# Objective
Print, please, the line that contains "What does this" and each line after it to the end of the entries, unchanged and with nothing else.

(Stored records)
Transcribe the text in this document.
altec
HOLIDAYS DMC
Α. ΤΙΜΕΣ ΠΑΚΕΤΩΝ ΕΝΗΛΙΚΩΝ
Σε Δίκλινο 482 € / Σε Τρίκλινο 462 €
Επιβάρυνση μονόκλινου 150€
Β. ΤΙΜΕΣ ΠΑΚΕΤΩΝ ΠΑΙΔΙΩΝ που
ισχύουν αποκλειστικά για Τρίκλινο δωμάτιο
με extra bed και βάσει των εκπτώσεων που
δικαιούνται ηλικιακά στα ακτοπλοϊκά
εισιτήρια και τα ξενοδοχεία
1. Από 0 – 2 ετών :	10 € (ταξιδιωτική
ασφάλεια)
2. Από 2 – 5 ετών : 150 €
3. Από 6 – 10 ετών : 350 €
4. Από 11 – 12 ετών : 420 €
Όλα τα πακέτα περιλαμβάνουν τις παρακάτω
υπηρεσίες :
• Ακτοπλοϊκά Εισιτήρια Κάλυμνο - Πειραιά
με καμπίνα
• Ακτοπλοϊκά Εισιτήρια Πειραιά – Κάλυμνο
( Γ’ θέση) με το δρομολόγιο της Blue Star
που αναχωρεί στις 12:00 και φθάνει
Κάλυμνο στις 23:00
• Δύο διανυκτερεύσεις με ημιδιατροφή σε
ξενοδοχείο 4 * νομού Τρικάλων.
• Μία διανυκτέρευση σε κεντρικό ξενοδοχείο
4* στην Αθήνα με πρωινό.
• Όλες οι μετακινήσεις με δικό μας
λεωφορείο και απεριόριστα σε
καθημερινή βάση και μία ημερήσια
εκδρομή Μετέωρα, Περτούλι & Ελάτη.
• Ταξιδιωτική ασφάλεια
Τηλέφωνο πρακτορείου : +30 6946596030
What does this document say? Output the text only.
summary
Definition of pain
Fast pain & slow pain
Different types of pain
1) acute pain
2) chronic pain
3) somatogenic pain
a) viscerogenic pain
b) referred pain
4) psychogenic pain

# Solution for this task
What does this document say? Output the text only.
summary
Definition of pain
Fast pain & slow pain
Different types of pain
1) acute pain
2) chronic pain
3) somatogenic pain
a) viscerogenic pain
b) referred pain
4) psychogenic pain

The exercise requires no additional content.